Recorded information:
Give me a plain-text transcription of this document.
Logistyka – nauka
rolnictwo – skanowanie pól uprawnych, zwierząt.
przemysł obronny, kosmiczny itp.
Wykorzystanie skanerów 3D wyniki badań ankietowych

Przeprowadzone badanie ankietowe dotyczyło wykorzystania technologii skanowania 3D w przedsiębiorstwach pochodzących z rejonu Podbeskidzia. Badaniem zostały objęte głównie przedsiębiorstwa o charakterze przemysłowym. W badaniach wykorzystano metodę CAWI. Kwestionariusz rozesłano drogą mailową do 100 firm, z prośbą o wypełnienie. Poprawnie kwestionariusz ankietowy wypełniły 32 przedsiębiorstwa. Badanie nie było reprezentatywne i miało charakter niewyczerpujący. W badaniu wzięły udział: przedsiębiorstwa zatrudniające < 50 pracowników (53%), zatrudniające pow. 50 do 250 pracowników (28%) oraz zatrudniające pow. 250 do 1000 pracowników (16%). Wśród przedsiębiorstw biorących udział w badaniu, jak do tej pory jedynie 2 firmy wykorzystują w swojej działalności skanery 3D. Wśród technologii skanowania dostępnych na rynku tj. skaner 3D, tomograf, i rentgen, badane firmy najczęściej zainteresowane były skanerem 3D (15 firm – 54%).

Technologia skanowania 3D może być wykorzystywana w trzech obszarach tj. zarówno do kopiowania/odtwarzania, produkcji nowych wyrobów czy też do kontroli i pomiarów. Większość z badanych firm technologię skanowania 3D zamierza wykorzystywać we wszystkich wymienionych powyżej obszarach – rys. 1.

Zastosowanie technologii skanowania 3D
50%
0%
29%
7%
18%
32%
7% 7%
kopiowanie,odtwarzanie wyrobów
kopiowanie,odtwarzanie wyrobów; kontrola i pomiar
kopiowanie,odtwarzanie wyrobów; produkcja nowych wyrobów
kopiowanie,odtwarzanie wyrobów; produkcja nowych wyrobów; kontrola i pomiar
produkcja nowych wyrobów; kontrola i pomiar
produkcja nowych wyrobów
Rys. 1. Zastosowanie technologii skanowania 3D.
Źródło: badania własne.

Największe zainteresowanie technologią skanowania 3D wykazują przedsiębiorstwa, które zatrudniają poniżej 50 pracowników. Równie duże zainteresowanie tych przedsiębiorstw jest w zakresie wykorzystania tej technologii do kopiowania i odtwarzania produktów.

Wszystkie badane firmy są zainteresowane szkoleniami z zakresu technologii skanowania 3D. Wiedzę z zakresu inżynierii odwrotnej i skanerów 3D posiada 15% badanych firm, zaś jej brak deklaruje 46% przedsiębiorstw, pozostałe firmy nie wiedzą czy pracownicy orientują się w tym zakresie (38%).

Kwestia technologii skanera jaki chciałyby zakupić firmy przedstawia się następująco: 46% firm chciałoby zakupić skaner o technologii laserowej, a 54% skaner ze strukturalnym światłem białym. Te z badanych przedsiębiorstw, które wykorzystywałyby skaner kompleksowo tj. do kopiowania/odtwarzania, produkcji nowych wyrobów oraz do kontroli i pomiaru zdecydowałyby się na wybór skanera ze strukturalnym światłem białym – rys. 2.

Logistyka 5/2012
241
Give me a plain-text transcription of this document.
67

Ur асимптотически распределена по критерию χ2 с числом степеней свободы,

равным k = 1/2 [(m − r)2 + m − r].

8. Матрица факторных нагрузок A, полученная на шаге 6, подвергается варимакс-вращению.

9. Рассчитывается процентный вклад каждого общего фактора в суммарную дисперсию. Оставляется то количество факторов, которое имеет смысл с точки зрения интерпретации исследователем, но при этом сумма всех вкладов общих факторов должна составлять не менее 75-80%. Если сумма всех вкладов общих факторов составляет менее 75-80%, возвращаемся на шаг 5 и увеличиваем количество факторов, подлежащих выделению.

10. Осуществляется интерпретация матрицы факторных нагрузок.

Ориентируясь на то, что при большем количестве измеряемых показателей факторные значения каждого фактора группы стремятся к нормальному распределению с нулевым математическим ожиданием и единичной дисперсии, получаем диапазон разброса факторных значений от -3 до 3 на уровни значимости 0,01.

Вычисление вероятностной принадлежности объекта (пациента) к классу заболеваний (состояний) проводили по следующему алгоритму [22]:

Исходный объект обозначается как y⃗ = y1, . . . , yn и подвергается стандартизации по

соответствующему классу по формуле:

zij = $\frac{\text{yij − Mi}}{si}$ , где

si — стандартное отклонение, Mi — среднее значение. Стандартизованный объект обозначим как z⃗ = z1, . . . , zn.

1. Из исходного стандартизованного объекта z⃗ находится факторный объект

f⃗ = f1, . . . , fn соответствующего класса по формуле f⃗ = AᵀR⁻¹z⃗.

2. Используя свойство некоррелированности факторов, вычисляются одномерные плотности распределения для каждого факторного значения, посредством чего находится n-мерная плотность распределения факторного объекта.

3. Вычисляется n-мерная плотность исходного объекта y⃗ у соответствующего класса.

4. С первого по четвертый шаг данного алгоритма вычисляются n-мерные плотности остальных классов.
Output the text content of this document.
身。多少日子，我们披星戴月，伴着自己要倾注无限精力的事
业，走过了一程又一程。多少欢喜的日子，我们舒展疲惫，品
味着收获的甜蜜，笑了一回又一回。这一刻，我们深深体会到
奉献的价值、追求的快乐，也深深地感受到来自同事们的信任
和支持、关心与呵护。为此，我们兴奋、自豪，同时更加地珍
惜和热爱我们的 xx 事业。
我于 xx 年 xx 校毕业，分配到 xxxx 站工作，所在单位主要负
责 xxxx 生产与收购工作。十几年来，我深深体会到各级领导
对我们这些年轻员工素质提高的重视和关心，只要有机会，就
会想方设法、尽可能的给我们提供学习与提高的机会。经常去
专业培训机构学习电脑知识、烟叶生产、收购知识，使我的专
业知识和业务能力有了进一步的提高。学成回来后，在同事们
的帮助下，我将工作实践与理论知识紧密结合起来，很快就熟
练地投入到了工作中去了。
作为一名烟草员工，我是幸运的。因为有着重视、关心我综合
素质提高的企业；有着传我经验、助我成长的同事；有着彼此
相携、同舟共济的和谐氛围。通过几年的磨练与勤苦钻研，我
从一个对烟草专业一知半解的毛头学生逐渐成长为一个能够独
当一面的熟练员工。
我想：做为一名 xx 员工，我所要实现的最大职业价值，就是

Exercise directions: Copy out the whole listing exactly; please set it all down.

Result:
Give me a plain-text transcription of this document.
Logistyka – nauka
rolnictwo – skanowanie pól uprawnych, zwierząt.
przemysł obronny, kosmiczny itp.
Wykorzystanie skanerów 3D wyniki badań ankietowych

Przeprowadzone badanie ankietowe dotyczyło wykorzystania technologii skanowania 3D w przedsiębiorstwach pochodzących z rejonu Podbeskidzia. Badaniem zostały objęte głównie przedsiębiorstwa o charakterze przemysłowym. W badaniach wykorzystano metodę CAWI. Kwestionariusz rozesłano drogą mailową do 100 firm, z prośbą o wypełnienie. Poprawnie kwestionariusz ankietowy wypełniły 32 przedsiębiorstwa. Badanie nie było reprezentatywne i miało charakter niewyczerpujący. W badaniu wzięły udział: przedsiębiorstwa zatrudniające < 50 pracowników (53%), zatrudniające pow. 50 do 250 pracowników (28%) oraz zatrudniające pow. 250 do 1000 pracowników (16%). Wśród przedsiębiorstw biorących udział w badaniu, jak do tej pory jedynie 2 firmy wykorzystują w swojej działalności skanery 3D. Wśród technologii skanowania dostępnych na rynku tj. skaner 3D, tomograf, i rentgen, badane firmy najczęściej zainteresowane były skanerem 3D (15 firm – 54%).

Technologia skanowania 3D może być wykorzystywana w trzech obszarach tj. zarówno do kopiowania/odtwarzania, produkcji nowych wyrobów czy też do kontroli i pomiarów. Większość z badanych firm technologię skanowania 3D zamierza wykorzystywać we wszystkich wymienionych powyżej obszarach – rys. 1.

Zastosowanie technologii skanowania 3D
50%
0%
29%
7%
18%
32%
7% 7%
kopiowanie,odtwarzanie wyrobów
kopiowanie,odtwarzanie wyrobów; kontrola i pomiar
kopiowanie,odtwarzanie wyrobów; produkcja nowych wyrobów
kopiowanie,odtwarzanie wyrobów; produkcja nowych wyrobów; kontrola i pomiar
produkcja nowych wyrobów; kontrola i pomiar
produkcja nowych wyrobów
Rys. 1. Zastosowanie technologii skanowania 3D.
Źródło: badania własne.

Największe zainteresowanie technologią skanowania 3D wykazują przedsiębiorstwa, które zatrudniają poniżej 50 pracowników. Równie duże zainteresowanie tych przedsiębiorstw jest w zakresie wykorzystania tej technologii do kopiowania i odtwarzania produktów.

Wszystkie badane firmy są zainteresowane szkoleniami z zakresu technologii skanowania 3D. Wiedzę z zakresu inżynierii odwrotnej i skanerów 3D posiada 15% badanych firm, zaś jej brak deklaruje 46% przedsiębiorstw, pozostałe firmy nie wiedzą czy pracownicy orientują się w tym zakresie (38%).

Kwestia technologii skanera jaki chciałyby zakupić firmy przedstawia się następująco: 46% firm chciałoby zakupić skaner o technologii laserowej, a 54% skaner ze strukturalnym światłem białym. Te z badanych przedsiębiorstw, które wykorzystywałyby skaner kompleksowo tj. do kopiowania/odtwarzania, produkcji nowych wyrobów oraz do kontroli i pomiaru zdecydowałyby się na wybór skanera ze strukturalnym światłem białym – rys. 2.

Logistyka 5/2012
241
Give me a plain-text transcription of this document.
67

Ur асимптотически распределена по критерию χ2 с числом степеней свободы,

равным k = 1/2 [(m − r)2 + m − r].

8. Матрица факторных нагрузок A, полученная на шаге 6, подвергается варимакс-вращению.

9. Рассчитывается процентный вклад каждого общего фактора в суммарную дисперсию. Оставляется то количество факторов, которое имеет смысл с точки зрения интерпретации исследователем, но при этом сумма всех вкладов общих факторов должна составлять не менее 75-80%. Если сумма всех вкладов общих факторов составляет менее 75-80%, возвращаемся на шаг 5 и увеличиваем количество факторов, подлежащих выделению.

10. Осуществляется интерпретация матрицы факторных нагрузок.

Ориентируясь на то, что при большем количестве измеряемых показателей факторные значения каждого фактора группы стремятся к нормальному распределению с нулевым математическим ожиданием и единичной дисперсии, получаем диапазон разброса факторных значений от -3 до 3 на уровни значимости 0,01.

Вычисление вероятностной принадлежности объекта (пациента) к классу заболеваний (состояний) проводили по следующему алгоритму [22]:

Исходный объект обозначается как y⃗ = y1, . . . , yn и подвергается стандартизации по

соответствующему классу по формуле:

zij = $\frac{\text{yij − Mi}}{si}$ , где

si — стандартное отклонение, Mi — среднее значение. Стандартизованный объект обозначим как z⃗ = z1, . . . , zn.

1. Из исходного стандартизованного объекта z⃗ находится факторный объект

f⃗ = f1, . . . , fn соответствующего класса по формуле f⃗ = AᵀR⁻¹z⃗.

2. Используя свойство некоррелированности факторов, вычисляются одномерные плотности распределения для каждого факторного значения, посредством чего находится n-мерная плотность распределения факторного объекта.

3. Вычисляется n-мерная плотность исходного объекта y⃗ у соответствующего класса.

4. С первого по четвертый шаг данного алгоритма вычисляются n-мерные плотности остальных классов.
Output the text content of this document.
身。多少日子，我们披星戴月，伴着自己要倾注无限精力的事
业，走过了一程又一程。多少欢喜的日子，我们舒展疲惫，品
味着收获的甜蜜，笑了一回又一回。这一刻，我们深深体会到
奉献的价值、追求的快乐，也深深地感受到来自同事们的信任
和支持、关心与呵护。为此，我们兴奋、自豪，同时更加地珍
惜和热爱我们的 xx 事业。
我于 xx 年 xx 校毕业，分配到 xxxx 站工作，所在单位主要负
责 xxxx 生产与收购工作。十几年来，我深深体会到各级领导
对我们这些年轻员工素质提高的重视和关心，只要有机会，就
会想方设法、尽可能的给我们提供学习与提高的机会。经常去
专业培训机构学习电脑知识、烟叶生产、收购知识，使我的专
业知识和业务能力有了进一步的提高。学成回来后，在同事们
的帮助下，我将工作实践与理论知识紧密结合起来，很快就熟
练地投入到了工作中去了。
作为一名烟草员工，我是幸运的。因为有着重视、关心我综合
素质提高的企业；有着传我经验、助我成长的同事；有着彼此
相携、同舟共济的和谐氛围。通过几年的磨练与勤苦钻研，我
从一个对烟草专业一知半解的毛头学生逐渐成长为一个能够独
当一面的熟练员工。
我想：做为一名 xx 员工，我所要实现的最大职业价值，就是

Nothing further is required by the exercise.